Stored data entries:
======
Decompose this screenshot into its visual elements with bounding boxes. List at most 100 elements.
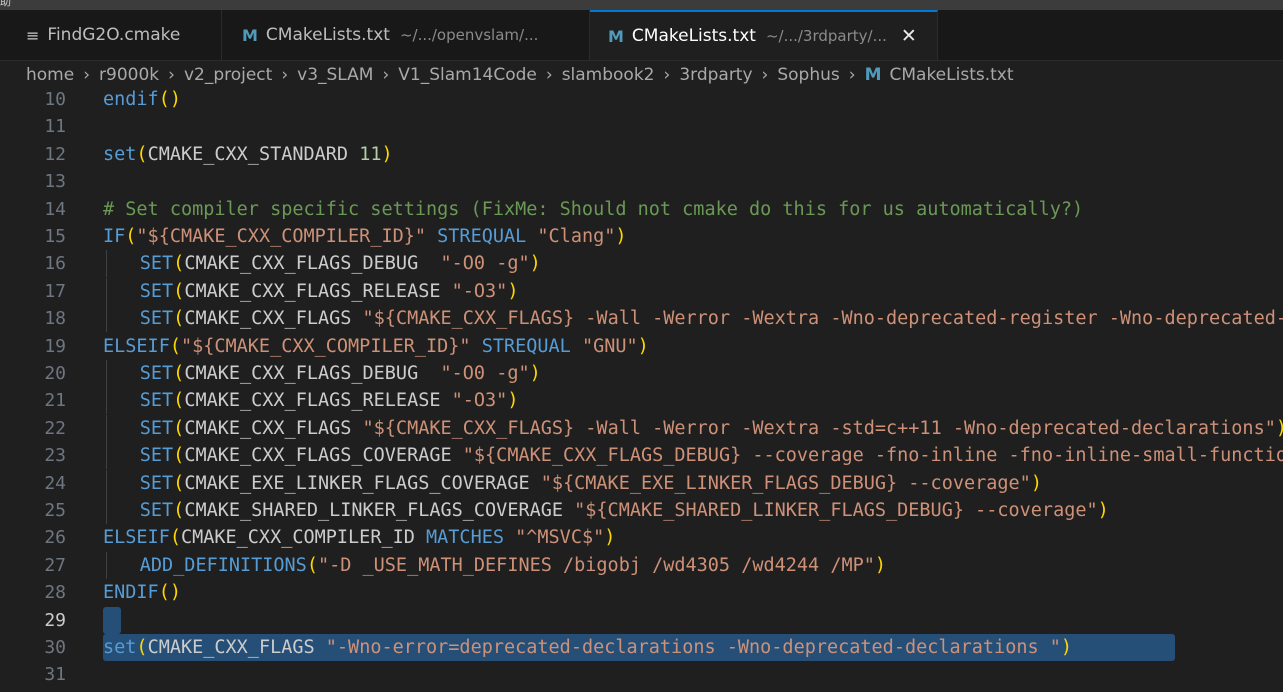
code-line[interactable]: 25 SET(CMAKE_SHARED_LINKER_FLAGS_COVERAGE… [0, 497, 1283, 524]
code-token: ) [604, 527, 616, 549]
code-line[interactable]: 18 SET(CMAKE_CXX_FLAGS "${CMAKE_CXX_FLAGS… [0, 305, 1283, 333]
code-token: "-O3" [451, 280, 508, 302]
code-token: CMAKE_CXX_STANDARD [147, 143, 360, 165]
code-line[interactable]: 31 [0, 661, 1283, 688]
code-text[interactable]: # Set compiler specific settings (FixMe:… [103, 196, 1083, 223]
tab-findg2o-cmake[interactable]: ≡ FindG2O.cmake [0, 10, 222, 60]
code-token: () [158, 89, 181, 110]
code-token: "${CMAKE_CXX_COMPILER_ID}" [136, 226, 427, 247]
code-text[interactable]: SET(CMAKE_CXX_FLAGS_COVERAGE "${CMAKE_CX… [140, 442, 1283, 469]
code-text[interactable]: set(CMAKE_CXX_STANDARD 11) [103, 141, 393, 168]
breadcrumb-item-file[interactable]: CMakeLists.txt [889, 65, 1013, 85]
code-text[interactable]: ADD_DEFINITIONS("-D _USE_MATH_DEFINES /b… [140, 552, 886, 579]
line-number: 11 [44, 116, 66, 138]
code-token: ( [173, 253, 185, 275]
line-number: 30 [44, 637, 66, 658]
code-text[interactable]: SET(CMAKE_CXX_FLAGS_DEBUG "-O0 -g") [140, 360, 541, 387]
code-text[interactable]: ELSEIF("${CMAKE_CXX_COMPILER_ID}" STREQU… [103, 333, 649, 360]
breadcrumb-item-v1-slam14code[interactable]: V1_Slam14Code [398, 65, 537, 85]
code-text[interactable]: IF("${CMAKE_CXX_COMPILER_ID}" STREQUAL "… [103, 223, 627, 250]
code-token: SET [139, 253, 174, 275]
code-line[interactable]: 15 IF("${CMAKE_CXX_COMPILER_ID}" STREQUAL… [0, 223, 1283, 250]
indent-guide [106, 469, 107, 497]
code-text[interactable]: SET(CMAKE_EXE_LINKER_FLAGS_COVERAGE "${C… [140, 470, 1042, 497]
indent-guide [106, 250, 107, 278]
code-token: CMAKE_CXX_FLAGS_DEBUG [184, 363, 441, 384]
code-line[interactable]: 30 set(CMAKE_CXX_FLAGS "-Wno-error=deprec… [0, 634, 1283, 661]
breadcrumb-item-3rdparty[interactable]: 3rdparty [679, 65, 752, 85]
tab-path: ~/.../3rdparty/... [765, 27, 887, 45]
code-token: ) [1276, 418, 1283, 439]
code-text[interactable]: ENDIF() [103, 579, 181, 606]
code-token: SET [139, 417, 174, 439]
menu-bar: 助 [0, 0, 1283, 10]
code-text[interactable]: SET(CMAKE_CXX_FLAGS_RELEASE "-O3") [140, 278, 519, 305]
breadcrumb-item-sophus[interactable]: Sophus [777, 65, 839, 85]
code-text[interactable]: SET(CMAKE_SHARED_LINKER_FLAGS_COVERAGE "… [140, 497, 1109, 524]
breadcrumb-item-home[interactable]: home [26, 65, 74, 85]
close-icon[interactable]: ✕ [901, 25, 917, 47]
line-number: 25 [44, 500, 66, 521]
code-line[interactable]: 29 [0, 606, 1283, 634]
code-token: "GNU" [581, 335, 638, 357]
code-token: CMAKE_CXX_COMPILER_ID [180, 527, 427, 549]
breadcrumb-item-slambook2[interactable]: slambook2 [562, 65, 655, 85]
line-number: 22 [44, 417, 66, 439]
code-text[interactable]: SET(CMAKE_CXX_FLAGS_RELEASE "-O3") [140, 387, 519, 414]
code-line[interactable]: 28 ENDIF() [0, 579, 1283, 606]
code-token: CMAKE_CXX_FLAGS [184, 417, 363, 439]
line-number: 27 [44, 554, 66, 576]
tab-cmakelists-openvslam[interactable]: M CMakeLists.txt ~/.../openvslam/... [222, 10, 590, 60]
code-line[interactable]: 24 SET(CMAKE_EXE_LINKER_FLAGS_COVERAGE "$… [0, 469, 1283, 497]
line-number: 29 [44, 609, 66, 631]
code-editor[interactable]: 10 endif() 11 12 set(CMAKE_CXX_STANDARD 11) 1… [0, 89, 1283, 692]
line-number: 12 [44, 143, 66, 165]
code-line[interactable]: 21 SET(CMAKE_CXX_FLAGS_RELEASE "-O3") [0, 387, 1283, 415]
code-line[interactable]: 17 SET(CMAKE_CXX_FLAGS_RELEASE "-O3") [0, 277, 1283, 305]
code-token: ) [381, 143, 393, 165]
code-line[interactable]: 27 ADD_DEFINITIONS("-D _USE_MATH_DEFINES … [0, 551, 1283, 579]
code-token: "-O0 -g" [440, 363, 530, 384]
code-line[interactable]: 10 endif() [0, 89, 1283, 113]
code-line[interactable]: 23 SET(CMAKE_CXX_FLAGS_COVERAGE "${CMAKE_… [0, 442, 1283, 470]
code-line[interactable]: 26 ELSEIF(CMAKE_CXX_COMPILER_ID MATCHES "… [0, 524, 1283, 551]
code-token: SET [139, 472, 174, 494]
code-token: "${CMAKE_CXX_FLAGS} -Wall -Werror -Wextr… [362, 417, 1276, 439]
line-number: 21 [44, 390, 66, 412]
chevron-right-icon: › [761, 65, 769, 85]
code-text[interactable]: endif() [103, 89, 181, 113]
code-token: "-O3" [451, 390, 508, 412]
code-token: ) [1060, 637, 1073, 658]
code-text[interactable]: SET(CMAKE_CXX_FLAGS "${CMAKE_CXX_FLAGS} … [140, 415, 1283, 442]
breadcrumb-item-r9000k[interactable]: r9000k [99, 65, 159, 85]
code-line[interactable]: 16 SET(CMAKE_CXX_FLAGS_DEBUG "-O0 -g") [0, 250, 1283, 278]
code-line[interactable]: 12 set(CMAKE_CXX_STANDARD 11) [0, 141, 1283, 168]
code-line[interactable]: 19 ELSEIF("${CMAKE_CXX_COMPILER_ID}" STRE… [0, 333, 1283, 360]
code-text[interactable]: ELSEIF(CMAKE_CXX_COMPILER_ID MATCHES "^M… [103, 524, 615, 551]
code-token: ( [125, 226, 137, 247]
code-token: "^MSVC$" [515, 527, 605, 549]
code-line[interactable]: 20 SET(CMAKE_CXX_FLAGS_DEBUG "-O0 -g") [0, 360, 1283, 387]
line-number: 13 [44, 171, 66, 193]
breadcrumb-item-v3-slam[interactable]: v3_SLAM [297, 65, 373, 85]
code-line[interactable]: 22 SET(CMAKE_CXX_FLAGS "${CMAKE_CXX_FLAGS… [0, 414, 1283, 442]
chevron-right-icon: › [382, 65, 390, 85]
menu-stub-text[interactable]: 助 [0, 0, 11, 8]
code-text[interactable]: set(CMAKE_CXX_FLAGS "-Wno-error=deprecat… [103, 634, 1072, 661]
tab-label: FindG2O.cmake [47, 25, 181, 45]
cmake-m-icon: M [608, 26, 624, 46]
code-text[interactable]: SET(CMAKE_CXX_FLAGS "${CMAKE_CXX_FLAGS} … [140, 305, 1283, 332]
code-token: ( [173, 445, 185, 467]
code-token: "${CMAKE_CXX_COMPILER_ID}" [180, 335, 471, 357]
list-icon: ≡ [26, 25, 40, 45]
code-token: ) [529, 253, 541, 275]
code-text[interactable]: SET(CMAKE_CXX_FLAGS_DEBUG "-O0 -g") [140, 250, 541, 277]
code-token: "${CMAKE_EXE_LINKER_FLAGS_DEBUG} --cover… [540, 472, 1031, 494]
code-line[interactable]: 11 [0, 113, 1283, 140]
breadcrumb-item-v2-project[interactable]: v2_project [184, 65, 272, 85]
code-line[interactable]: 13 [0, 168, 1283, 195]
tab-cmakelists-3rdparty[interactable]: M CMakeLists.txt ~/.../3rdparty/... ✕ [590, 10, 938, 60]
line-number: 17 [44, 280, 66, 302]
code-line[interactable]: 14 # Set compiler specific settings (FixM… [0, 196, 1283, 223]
======
CHALLENGE ->
Copy the lines of the listing above without any changes, from the line with "497, 1283, 524]" to the line with "280, 508, 302]", including both of those lines.

EXPECTED ANSWER ->
code-line[interactable]: 25 SET(CMAKE_SHARED_LINKER_FLAGS_COVERAGE… [0, 497, 1283, 524]
code-token: ) [604, 527, 616, 549]
code-line[interactable]: 18 SET(CMAKE_CXX_FLAGS "${CMAKE_CXX_FLAGS… [0, 305, 1283, 333]
code-token: "-O3" [451, 280, 508, 302]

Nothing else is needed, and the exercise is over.